* **Source information**
· · ·

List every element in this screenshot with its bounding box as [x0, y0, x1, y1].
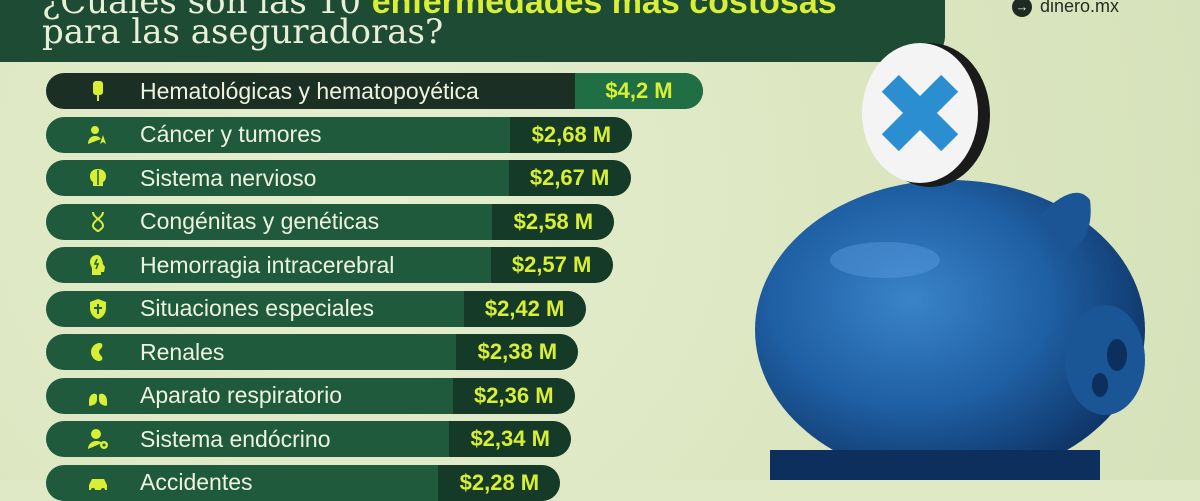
bar-row: Cáncer y tumores $2,68 M	[46, 116, 633, 153]
bar-category-label: Hemorragia intracerebral	[140, 251, 395, 278]
brand-logo[interactable]: → dinero.mx	[1012, 0, 1119, 17]
bar-chart: Hematológicas y hematopoyética $4,2 M Cánc…	[46, 73, 703, 501]
iv-bag-icon	[93, 81, 103, 101]
bar-category-label: Aparato respiratorio	[140, 382, 342, 408]
car-crash-icon	[89, 478, 107, 492]
bar-category-label: Sistema nervioso	[140, 164, 317, 191]
bar-row: Aparato respiratorio $2,36 M	[46, 377, 575, 414]
bar-value-label: $2,36 M	[452, 377, 575, 414]
bar-value-label: $2,38 M	[456, 334, 579, 370]
dna-icon	[92, 211, 104, 232]
bar-row: Renales $2,38 M	[46, 334, 579, 370]
lungs-icon	[89, 386, 107, 406]
bar-value-label: $2,67 M	[508, 160, 631, 196]
title-line-1: ¿Cuáles son las 10 enfermedades más cost…	[42, 0, 837, 22]
bar-category-label: Sistema endócrino	[140, 425, 331, 452]
bar-category-label: Hematológicas y hematopoyética	[140, 77, 479, 104]
title-highlight: enfermedades más costosas	[371, 0, 837, 21]
bar-category-label: Accidentes	[140, 469, 253, 495]
title-banner: ¿Cuáles son las 10 enfermedades más cost…	[0, 0, 945, 62]
bar-row: Accidentes $2,28 M	[46, 464, 561, 501]
kidney-icon	[91, 343, 103, 361]
bar-value-label: $2,28 M	[438, 464, 561, 501]
person-ribbon-icon	[88, 125, 106, 144]
title-line-2: para las aseguradoras?	[42, 12, 444, 52]
bar-row: Hematológicas y hematopoyética $4,2 M	[46, 73, 703, 109]
bar-value-label: $2,57 M	[490, 247, 613, 283]
bar-value-label: $2,58 M	[492, 203, 615, 240]
bar-value-label: $2,68 M	[510, 116, 633, 153]
arrow-right-icon: →	[1012, 0, 1032, 17]
bar-row: Hemorragia intracerebral $2,57 M	[46, 247, 613, 283]
bar-row: Sistema nervioso $2,67 M	[46, 160, 631, 196]
bar-value-label: $4,2 M	[575, 73, 703, 109]
bar-category-label: Congénitas y genéticas	[140, 208, 380, 234]
bar-category-label: Cáncer y tumores	[140, 121, 322, 147]
bar-row: Sistema endócrino $2,34 M	[46, 421, 572, 457]
piggy-bank-image	[755, 43, 1145, 480]
coin	[862, 43, 990, 187]
bar-row: Congénitas y genéticas $2,58 M	[46, 203, 615, 240]
bar-category-label: Situaciones especiales	[140, 295, 374, 321]
brain-icon	[90, 169, 106, 186]
person-gear-icon	[88, 429, 108, 449]
medical-shield-icon	[90, 298, 106, 319]
brand-text: dinero.mx	[1040, 0, 1120, 16]
bar-category-label: Renales	[140, 338, 225, 365]
bar-row: Situaciones especiales $2,42 M	[46, 290, 586, 327]
title-part-1: ¿Cuáles son las 10	[42, 0, 361, 22]
bar-value-label: $2,42 M	[463, 290, 586, 327]
bar-value-label: $2,34 M	[449, 421, 572, 457]
head-lightning-icon	[90, 255, 105, 275]
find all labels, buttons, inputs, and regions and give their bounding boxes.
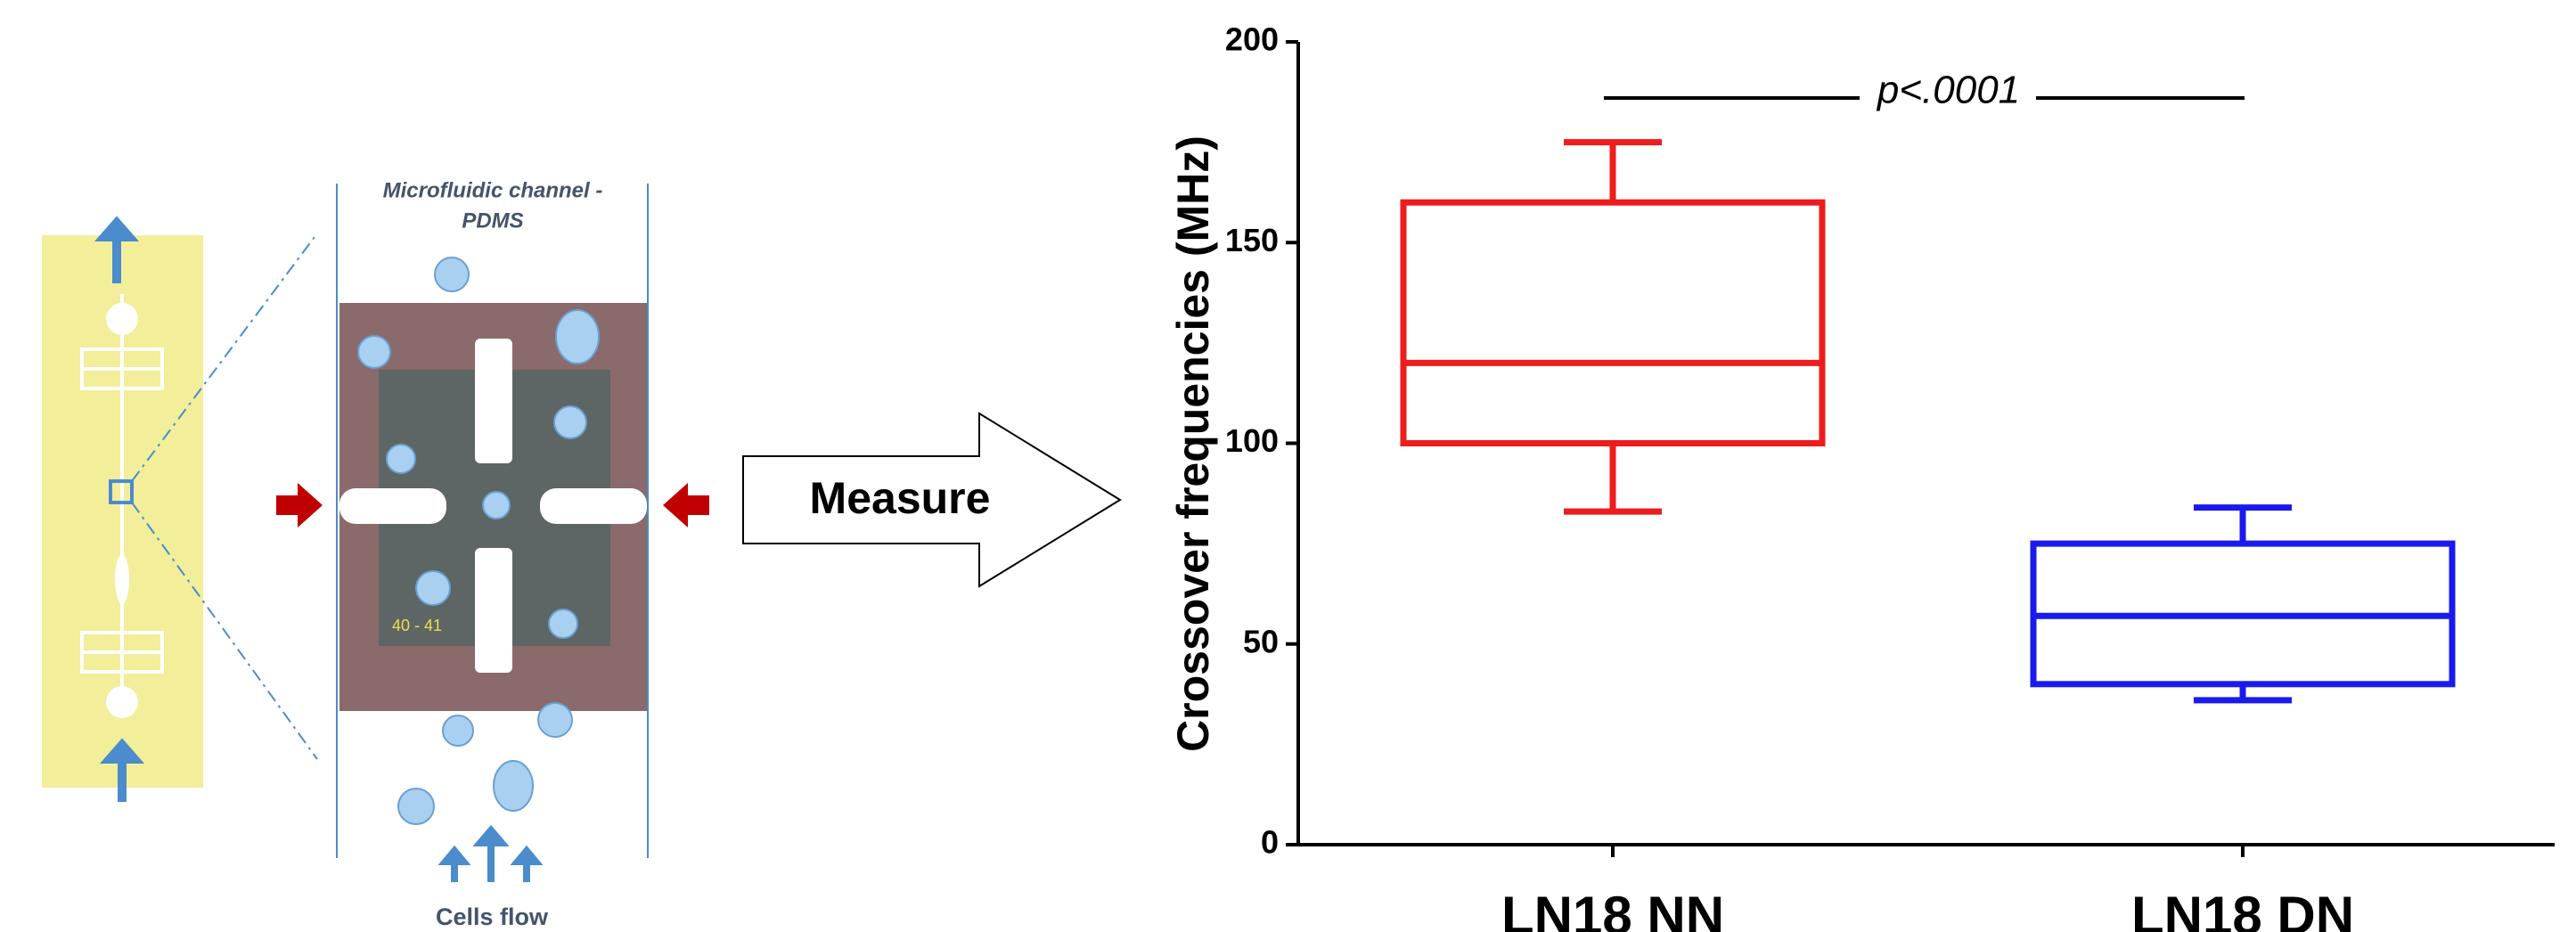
annotation: p<.0001 — [1876, 69, 2020, 112]
box — [1403, 202, 1822, 443]
chip-label: 40 - 41 — [392, 617, 442, 634]
inlet — [106, 303, 138, 335]
channel-label: Microfluidic channel - — [383, 178, 603, 202]
y-axis-title: Crossover frequencies (MHz) — [1168, 135, 1218, 752]
outlet — [106, 686, 138, 718]
diagram: Microfluidic channel - PDMS 40 - 41 Cell… — [42, 178, 1120, 930]
y-tick-label: 100 — [1225, 422, 1279, 459]
y-tick-label: 0 — [1261, 824, 1279, 861]
y-tick-label: 50 — [1243, 623, 1279, 659]
channel — [115, 554, 129, 604]
x-tick-label: LN18 DN — [2131, 886, 2354, 932]
x-tick-label: LN18 NN — [1501, 886, 1724, 932]
flow-label: Cells flow — [436, 903, 549, 930]
figure: Microfluidic channel - PDMS 40 - 41 Cell… — [0, 0, 2576, 932]
box-plot: Crossover frequencies (MHz) 0 50 100 150 200… — [1168, 21, 2555, 932]
arrow-label: Measure — [810, 473, 991, 523]
y-tick-label: 150 — [1225, 222, 1279, 258]
channel-label: PDMS — [462, 208, 523, 233]
y-tick-label: 200 — [1225, 21, 1279, 58]
flow-arrow — [446, 830, 536, 882]
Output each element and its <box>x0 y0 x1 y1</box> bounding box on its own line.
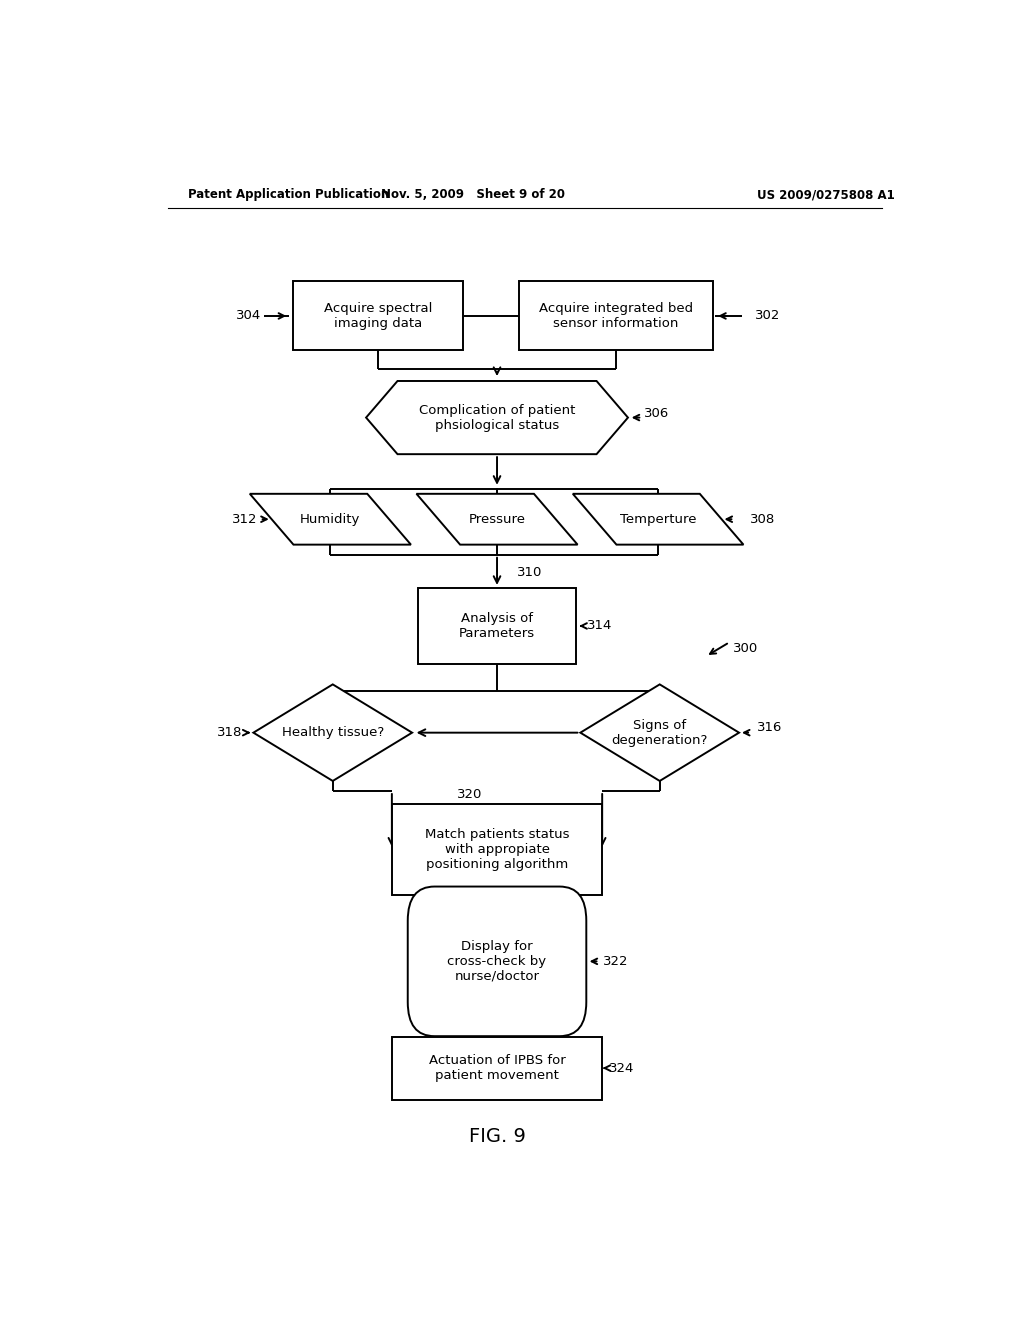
Text: Acquire integrated bed
sensor information: Acquire integrated bed sensor informatio… <box>539 302 693 330</box>
Text: 302: 302 <box>755 309 780 322</box>
Polygon shape <box>417 494 578 545</box>
Text: 316: 316 <box>758 721 782 734</box>
Text: Match patients status
with appropiate
positioning algorithm: Match patients status with appropiate po… <box>425 828 569 871</box>
Text: 300: 300 <box>733 642 758 655</box>
FancyBboxPatch shape <box>293 281 463 351</box>
Polygon shape <box>253 684 412 781</box>
Text: US 2009/0275808 A1: US 2009/0275808 A1 <box>758 189 895 202</box>
FancyBboxPatch shape <box>408 887 587 1036</box>
Text: Patent Application Publication: Patent Application Publication <box>187 189 389 202</box>
Text: Complication of patient
phsiological status: Complication of patient phsiological sta… <box>419 404 575 432</box>
Text: 310: 310 <box>517 565 543 578</box>
Text: 322: 322 <box>602 954 628 968</box>
Text: Actuation of IPBS for
patient movement: Actuation of IPBS for patient movement <box>429 1055 565 1082</box>
Polygon shape <box>581 684 739 781</box>
Polygon shape <box>572 494 743 545</box>
FancyBboxPatch shape <box>519 281 714 351</box>
Text: 320: 320 <box>458 788 482 801</box>
Text: 304: 304 <box>237 309 261 322</box>
FancyBboxPatch shape <box>392 1036 602 1100</box>
Text: 306: 306 <box>644 407 669 420</box>
Text: Signs of
degeneration?: Signs of degeneration? <box>611 718 708 747</box>
Text: 318: 318 <box>217 726 243 739</box>
Polygon shape <box>250 494 411 545</box>
Text: 312: 312 <box>231 512 257 525</box>
Text: FIG. 9: FIG. 9 <box>469 1127 525 1146</box>
Text: Analysis of
Parameters: Analysis of Parameters <box>459 612 536 640</box>
Text: Acquire spectral
imaging data: Acquire spectral imaging data <box>324 302 432 330</box>
Text: Nov. 5, 2009   Sheet 9 of 20: Nov. 5, 2009 Sheet 9 of 20 <box>381 189 565 202</box>
Text: Pressure: Pressure <box>469 512 525 525</box>
FancyBboxPatch shape <box>418 587 577 664</box>
Text: 314: 314 <box>587 619 612 632</box>
Text: Display for
cross-check by
nurse/doctor: Display for cross-check by nurse/doctor <box>447 940 547 983</box>
Text: Humidity: Humidity <box>300 512 360 525</box>
Text: Healthy tissue?: Healthy tissue? <box>282 726 384 739</box>
Text: Temperture: Temperture <box>620 512 696 525</box>
Polygon shape <box>367 381 628 454</box>
Text: 324: 324 <box>609 1061 634 1074</box>
FancyBboxPatch shape <box>392 804 602 895</box>
Text: 308: 308 <box>751 512 775 525</box>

· · ·

* **What you should do**
A verbatim copy of the records above, without pictures, is required.

* **Result of the task**
List every element in this screenshot with its bounding box as [x0, y0, x1, y1].
bar-row: Cáncer y tumores $2,68 M	[46, 116, 633, 153]
bar-category-label: Hemorragia intracerebral	[140, 251, 395, 278]
brand-logo[interactable]: → dinero.mx	[1012, 0, 1119, 17]
bar-chart: Hematológicas y hematopoyética $4,2 M Cánc…	[46, 73, 703, 501]
iv-bag-icon	[93, 81, 103, 101]
bar-category-label: Aparato respiratorio	[140, 382, 342, 408]
car-crash-icon	[89, 478, 107, 492]
bar-category-label: Sistema nervioso	[140, 164, 317, 191]
bar-row: Aparato respiratorio $2,36 M	[46, 377, 575, 414]
bar-value-label: $2,36 M	[452, 377, 575, 414]
bar-value-label: $2,38 M	[456, 334, 579, 370]
dna-icon	[92, 211, 104, 232]
bar-row: Renales $2,38 M	[46, 334, 579, 370]
lungs-icon	[89, 386, 107, 406]
bar-value-label: $2,67 M	[508, 160, 631, 196]
title-line-1: ¿Cuáles son las 10 enfermedades más cost…	[42, 0, 837, 22]
bar-category-label: Sistema endócrino	[140, 425, 331, 452]
bar-category-label: Hematológicas y hematopoyética	[140, 77, 479, 104]
title-highlight: enfermedades más costosas	[371, 0, 837, 21]
bar-category-label: Accidentes	[140, 469, 253, 495]
title-banner: ¿Cuáles son las 10 enfermedades más cost…	[0, 0, 945, 62]
bar-row: Accidentes $2,28 M	[46, 464, 561, 501]
kidney-icon	[91, 343, 103, 361]
bar-value-label: $2,28 M	[438, 464, 561, 501]
person-ribbon-icon	[88, 125, 106, 144]
title-line-2: para las aseguradoras?	[42, 12, 444, 52]
bar-row: Hematológicas y hematopoyética $4,2 M	[46, 73, 703, 109]
bar-value-label: $2,57 M	[490, 247, 613, 283]
bar-value-label: $2,58 M	[492, 203, 615, 240]
bar-value-label: $2,68 M	[510, 116, 633, 153]
arrow-right-icon: →	[1012, 0, 1032, 17]
bar-row: Hemorragia intracerebral $2,57 M	[46, 247, 613, 283]
bar-row: Sistema nervioso $2,67 M	[46, 160, 631, 196]
bar-value-label: $4,2 M	[575, 73, 703, 109]
bar-category-label: Congénitas y genéticas	[140, 208, 380, 234]
bar-category-label: Cáncer y tumores	[140, 121, 322, 147]
bar-row: Sistema endócrino $2,34 M	[46, 421, 572, 457]
piggy-bank-image	[755, 43, 1145, 480]
coin	[862, 43, 990, 187]
bar-row: Congénitas y genéticas $2,58 M	[46, 203, 615, 240]
bar-category-label: Situaciones especiales	[140, 295, 374, 321]
brain-icon	[90, 169, 106, 186]
person-gear-icon	[88, 429, 108, 449]
medical-shield-icon	[90, 298, 106, 319]
brand-text: dinero.mx	[1040, 0, 1120, 16]
bar-category-label: Renales	[140, 338, 225, 365]
bar-row: Situaciones especiales $2,42 M	[46, 290, 586, 327]
title-part-1: ¿Cuáles son las 10	[42, 0, 361, 22]
bar-value-label: $2,42 M	[463, 290, 586, 327]
bar-value-label: $2,34 M	[449, 421, 572, 457]
head-lightning-icon	[90, 255, 105, 275]
find all labels, buttons, inputs, and regions and give their bounding boxes.
annotation: p<.0001 — [1876, 69, 2020, 112]
box — [1403, 202, 1822, 443]
chip-label: 40 - 41 — [392, 617, 442, 634]
inlet — [106, 303, 138, 335]
channel-label: Microfluidic channel - — [383, 178, 603, 202]
y-axis-title: Crossover frequencies (MHz) — [1168, 135, 1218, 752]
outlet — [106, 686, 138, 718]
diagram: Microfluidic channel - PDMS 40 - 41 Cell… — [42, 178, 1120, 930]
y-tick-label: 100 — [1225, 422, 1279, 459]
y-tick-label: 0 — [1261, 824, 1279, 861]
y-tick-label: 50 — [1243, 623, 1279, 659]
channel — [115, 554, 129, 604]
x-tick-label: LN18 DN — [2131, 886, 2354, 932]
x-tick-label: LN18 NN — [1501, 886, 1724, 932]
flow-label: Cells flow — [436, 903, 549, 930]
figure: Microfluidic channel - PDMS 40 - 41 Cell… — [0, 0, 2576, 932]
box-plot: Crossover frequencies (MHz) 0 50 100 150 200… — [1168, 21, 2555, 932]
arrow-label: Measure — [810, 473, 991, 523]
y-tick-label: 150 — [1225, 222, 1279, 258]
channel-label: PDMS — [462, 208, 523, 233]
y-tick-label: 200 — [1225, 21, 1279, 58]
flow-arrow — [446, 830, 536, 882]
Output each element and its <box>x0 y0 x1 y1</box> bounding box on its own line.
Text: Acquire integrated bed
sensor information: Acquire integrated bed sensor informatio… <box>539 302 693 330</box>
Text: 302: 302 <box>755 309 780 322</box>
Polygon shape <box>417 494 578 545</box>
Text: 316: 316 <box>758 721 782 734</box>
Text: Match patients status
with appropiate
positioning algorithm: Match patients status with appropiate po… <box>425 828 569 871</box>
Text: 300: 300 <box>733 642 758 655</box>
FancyBboxPatch shape <box>293 281 463 351</box>
Polygon shape <box>253 684 412 781</box>
Text: US 2009/0275808 A1: US 2009/0275808 A1 <box>758 189 895 202</box>
FancyBboxPatch shape <box>408 887 587 1036</box>
Text: Patent Application Publication: Patent Application Publication <box>187 189 389 202</box>
Text: Complication of patient
phsiological status: Complication of patient phsiological sta… <box>419 404 575 432</box>
Text: 310: 310 <box>517 565 543 578</box>
Text: 322: 322 <box>602 954 628 968</box>
Text: Actuation of IPBS for
patient movement: Actuation of IPBS for patient movement <box>429 1055 565 1082</box>
Polygon shape <box>581 684 739 781</box>
Polygon shape <box>572 494 743 545</box>
FancyBboxPatch shape <box>519 281 714 351</box>
Text: 320: 320 <box>458 788 482 801</box>
Text: 304: 304 <box>237 309 261 322</box>
FancyBboxPatch shape <box>392 1036 602 1100</box>
Text: 306: 306 <box>644 407 669 420</box>
Text: Signs of
degeneration?: Signs of degeneration? <box>611 718 708 747</box>
Text: 318: 318 <box>217 726 243 739</box>
Polygon shape <box>250 494 411 545</box>
Text: 312: 312 <box>231 512 257 525</box>
Text: FIG. 9: FIG. 9 <box>469 1127 525 1146</box>
Text: Analysis of
Parameters: Analysis of Parameters <box>459 612 536 640</box>
Text: Acquire spectral
imaging data: Acquire spectral imaging data <box>324 302 432 330</box>
Text: Nov. 5, 2009   Sheet 9 of 20: Nov. 5, 2009 Sheet 9 of 20 <box>381 189 565 202</box>
Text: Pressure: Pressure <box>469 512 525 525</box>
FancyBboxPatch shape <box>418 587 577 664</box>
Text: 314: 314 <box>587 619 612 632</box>
Text: Display for
cross-check by
nurse/doctor: Display for cross-check by nurse/doctor <box>447 940 547 983</box>
Text: Humidity: Humidity <box>300 512 360 525</box>
Text: Healthy tissue?: Healthy tissue? <box>282 726 384 739</box>
Text: Temperture: Temperture <box>620 512 696 525</box>
Polygon shape <box>367 381 628 454</box>
Text: 324: 324 <box>609 1061 634 1074</box>
FancyBboxPatch shape <box>392 804 602 895</box>
Text: 308: 308 <box>751 512 775 525</box>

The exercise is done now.